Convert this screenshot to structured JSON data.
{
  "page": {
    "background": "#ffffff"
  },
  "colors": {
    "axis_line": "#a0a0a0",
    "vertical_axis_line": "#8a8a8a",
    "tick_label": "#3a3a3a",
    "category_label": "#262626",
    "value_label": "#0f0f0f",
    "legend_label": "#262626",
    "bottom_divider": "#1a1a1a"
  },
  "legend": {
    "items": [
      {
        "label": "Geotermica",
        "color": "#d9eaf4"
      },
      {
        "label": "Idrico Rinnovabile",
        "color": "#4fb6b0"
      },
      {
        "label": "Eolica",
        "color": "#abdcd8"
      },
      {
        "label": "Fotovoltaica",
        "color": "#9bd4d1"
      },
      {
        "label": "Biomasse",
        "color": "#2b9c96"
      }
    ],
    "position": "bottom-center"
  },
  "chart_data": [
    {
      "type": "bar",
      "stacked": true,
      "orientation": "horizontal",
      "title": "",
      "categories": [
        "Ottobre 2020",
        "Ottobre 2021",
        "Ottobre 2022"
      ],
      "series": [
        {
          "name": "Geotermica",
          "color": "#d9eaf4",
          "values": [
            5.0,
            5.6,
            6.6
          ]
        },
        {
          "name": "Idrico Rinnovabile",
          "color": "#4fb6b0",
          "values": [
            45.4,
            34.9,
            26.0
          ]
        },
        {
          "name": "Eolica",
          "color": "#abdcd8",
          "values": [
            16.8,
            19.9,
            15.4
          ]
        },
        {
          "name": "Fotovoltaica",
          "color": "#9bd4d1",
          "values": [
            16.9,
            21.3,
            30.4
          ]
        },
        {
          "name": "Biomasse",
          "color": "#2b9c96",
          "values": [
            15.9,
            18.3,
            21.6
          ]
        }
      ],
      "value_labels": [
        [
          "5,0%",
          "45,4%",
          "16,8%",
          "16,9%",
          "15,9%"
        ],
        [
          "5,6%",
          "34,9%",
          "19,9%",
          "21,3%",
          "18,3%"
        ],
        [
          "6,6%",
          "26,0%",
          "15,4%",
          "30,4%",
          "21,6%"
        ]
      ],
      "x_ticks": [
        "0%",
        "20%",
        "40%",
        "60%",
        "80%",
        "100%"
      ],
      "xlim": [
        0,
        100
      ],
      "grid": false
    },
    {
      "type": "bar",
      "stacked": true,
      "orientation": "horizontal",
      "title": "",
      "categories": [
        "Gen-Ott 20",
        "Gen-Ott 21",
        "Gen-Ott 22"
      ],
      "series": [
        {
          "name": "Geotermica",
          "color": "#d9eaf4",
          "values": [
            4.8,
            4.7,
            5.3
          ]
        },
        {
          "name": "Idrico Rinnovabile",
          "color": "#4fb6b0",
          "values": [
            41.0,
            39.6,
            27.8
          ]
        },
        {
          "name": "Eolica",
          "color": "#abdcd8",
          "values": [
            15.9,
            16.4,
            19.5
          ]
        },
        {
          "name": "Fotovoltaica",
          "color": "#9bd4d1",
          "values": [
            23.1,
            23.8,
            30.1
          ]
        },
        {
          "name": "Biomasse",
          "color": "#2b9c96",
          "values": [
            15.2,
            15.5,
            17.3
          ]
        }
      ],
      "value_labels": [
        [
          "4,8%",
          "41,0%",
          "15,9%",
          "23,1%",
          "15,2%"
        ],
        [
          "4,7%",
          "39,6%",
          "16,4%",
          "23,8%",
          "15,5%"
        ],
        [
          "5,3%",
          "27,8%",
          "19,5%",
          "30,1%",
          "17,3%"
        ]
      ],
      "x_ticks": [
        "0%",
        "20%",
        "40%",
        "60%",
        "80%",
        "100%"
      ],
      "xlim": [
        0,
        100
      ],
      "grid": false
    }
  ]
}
******
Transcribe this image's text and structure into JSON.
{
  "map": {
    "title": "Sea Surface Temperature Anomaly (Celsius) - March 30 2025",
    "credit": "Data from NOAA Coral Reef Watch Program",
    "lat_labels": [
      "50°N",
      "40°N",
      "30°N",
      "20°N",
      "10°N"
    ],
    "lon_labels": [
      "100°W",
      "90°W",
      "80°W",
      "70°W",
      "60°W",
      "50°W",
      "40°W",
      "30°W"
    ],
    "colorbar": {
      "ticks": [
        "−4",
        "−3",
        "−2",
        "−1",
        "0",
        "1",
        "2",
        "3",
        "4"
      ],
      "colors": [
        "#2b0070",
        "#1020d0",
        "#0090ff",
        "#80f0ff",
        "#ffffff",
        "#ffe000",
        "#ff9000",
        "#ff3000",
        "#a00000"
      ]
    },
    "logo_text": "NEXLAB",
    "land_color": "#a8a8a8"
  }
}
******
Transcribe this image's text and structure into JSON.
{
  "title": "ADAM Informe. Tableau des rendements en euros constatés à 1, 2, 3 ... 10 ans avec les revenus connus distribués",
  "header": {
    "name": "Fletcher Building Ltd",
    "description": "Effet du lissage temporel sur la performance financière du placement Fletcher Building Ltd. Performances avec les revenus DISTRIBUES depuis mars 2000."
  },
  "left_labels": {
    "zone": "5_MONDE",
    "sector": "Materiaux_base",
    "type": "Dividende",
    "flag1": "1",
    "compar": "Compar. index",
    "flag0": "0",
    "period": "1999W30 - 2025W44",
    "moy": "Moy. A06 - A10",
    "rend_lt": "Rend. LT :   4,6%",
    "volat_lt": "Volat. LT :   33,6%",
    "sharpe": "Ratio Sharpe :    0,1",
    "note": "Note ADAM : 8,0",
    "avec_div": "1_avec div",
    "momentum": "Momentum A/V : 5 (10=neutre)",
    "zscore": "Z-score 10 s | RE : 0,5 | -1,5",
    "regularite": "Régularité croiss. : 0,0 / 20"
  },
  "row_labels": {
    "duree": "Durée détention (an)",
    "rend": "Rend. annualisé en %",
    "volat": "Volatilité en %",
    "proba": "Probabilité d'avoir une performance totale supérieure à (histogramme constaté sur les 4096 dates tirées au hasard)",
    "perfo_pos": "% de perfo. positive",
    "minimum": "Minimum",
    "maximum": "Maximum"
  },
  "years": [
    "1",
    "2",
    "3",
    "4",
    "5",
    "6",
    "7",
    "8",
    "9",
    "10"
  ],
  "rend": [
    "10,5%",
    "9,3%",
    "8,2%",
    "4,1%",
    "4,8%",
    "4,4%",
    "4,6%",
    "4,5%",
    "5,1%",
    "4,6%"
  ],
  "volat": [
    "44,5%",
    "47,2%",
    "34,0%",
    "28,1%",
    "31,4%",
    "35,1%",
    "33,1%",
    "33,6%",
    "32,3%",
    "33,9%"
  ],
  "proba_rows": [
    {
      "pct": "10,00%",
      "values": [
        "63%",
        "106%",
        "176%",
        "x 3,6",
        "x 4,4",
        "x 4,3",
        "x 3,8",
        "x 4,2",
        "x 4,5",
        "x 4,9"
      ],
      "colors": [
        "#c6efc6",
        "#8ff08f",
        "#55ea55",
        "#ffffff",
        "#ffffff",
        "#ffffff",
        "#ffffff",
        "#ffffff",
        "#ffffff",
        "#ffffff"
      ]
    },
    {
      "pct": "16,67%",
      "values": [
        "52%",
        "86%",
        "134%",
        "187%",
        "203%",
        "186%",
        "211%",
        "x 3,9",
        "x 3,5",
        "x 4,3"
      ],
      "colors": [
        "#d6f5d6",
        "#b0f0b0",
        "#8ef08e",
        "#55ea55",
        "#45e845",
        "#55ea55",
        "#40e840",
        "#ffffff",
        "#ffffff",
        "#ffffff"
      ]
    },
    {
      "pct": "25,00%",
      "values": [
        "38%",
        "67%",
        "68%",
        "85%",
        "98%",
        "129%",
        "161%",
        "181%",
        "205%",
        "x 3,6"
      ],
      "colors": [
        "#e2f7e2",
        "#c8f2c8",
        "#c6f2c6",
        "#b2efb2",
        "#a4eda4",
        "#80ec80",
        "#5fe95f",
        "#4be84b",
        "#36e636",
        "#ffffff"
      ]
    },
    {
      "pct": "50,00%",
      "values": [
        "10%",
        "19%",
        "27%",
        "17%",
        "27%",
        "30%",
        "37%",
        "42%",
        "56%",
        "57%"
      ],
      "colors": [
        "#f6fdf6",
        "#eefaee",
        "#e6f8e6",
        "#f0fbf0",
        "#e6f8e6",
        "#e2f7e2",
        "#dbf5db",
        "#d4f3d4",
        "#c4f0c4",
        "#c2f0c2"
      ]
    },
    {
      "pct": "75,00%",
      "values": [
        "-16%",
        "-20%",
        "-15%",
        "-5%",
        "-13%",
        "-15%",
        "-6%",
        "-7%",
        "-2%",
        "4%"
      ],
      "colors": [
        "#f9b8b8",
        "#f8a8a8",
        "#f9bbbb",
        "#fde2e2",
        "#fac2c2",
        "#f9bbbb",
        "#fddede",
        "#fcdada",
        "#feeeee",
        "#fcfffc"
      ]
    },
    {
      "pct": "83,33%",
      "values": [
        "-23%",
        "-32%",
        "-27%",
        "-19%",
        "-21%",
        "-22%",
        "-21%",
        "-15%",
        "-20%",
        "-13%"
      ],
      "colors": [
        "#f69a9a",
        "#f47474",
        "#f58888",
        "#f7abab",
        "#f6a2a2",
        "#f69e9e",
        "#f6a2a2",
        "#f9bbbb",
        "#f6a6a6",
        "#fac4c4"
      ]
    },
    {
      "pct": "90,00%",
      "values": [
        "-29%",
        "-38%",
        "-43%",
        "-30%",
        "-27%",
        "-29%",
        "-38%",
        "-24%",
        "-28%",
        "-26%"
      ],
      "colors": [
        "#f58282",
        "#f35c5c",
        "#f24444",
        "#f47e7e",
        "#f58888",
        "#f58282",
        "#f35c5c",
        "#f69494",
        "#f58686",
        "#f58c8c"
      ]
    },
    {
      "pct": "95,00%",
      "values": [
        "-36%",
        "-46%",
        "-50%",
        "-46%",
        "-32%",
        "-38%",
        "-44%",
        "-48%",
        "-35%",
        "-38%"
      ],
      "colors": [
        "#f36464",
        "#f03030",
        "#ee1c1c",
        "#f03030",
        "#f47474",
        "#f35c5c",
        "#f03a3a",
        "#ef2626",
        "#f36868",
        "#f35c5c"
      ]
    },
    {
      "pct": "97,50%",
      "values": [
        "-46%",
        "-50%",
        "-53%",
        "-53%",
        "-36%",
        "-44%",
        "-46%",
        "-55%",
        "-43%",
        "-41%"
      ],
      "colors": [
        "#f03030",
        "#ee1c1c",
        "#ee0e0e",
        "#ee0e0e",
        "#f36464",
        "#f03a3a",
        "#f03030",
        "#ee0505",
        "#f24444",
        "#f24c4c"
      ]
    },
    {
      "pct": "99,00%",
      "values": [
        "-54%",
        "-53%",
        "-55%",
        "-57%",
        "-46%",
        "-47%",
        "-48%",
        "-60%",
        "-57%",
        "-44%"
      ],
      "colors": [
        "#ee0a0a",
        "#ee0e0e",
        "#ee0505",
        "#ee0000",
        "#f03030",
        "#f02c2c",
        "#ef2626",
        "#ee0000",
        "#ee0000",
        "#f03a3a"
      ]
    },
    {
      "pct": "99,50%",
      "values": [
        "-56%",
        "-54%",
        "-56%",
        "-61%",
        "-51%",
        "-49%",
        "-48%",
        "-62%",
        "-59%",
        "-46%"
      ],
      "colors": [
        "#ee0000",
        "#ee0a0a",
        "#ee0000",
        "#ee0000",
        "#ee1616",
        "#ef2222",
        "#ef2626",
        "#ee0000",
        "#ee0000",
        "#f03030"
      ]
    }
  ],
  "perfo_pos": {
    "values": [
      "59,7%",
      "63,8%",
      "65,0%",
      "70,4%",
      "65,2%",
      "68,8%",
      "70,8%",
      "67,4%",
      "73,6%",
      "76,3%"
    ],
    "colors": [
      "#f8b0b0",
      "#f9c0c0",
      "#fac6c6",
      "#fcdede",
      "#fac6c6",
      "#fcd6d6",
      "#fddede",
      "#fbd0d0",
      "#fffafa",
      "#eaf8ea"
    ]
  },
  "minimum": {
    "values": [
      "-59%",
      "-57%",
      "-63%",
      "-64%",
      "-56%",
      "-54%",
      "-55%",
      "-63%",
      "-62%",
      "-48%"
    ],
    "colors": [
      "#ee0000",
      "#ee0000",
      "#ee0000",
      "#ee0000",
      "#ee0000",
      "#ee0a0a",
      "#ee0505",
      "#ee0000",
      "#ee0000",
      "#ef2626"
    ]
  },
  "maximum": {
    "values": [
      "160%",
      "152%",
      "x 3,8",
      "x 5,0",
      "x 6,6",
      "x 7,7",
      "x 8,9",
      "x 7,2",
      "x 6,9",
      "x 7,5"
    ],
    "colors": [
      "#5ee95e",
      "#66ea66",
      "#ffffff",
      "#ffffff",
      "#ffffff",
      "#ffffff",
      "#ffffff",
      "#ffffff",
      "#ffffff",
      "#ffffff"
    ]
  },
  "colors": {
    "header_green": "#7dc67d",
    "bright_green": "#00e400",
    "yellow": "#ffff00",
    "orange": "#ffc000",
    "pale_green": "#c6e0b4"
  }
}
******
- WHAT THE TASK REQUIRES
Collect the lines of the records that include the string "ADAM".

- ANSWER TO THIS PROBLEM
  "title": "ADAM Informe. Tableau des rendements en euros constatés à 1, 2, 3 ... 10 ans avec les revenus connus distribués",
    "note": "Note ADAM : 8,0",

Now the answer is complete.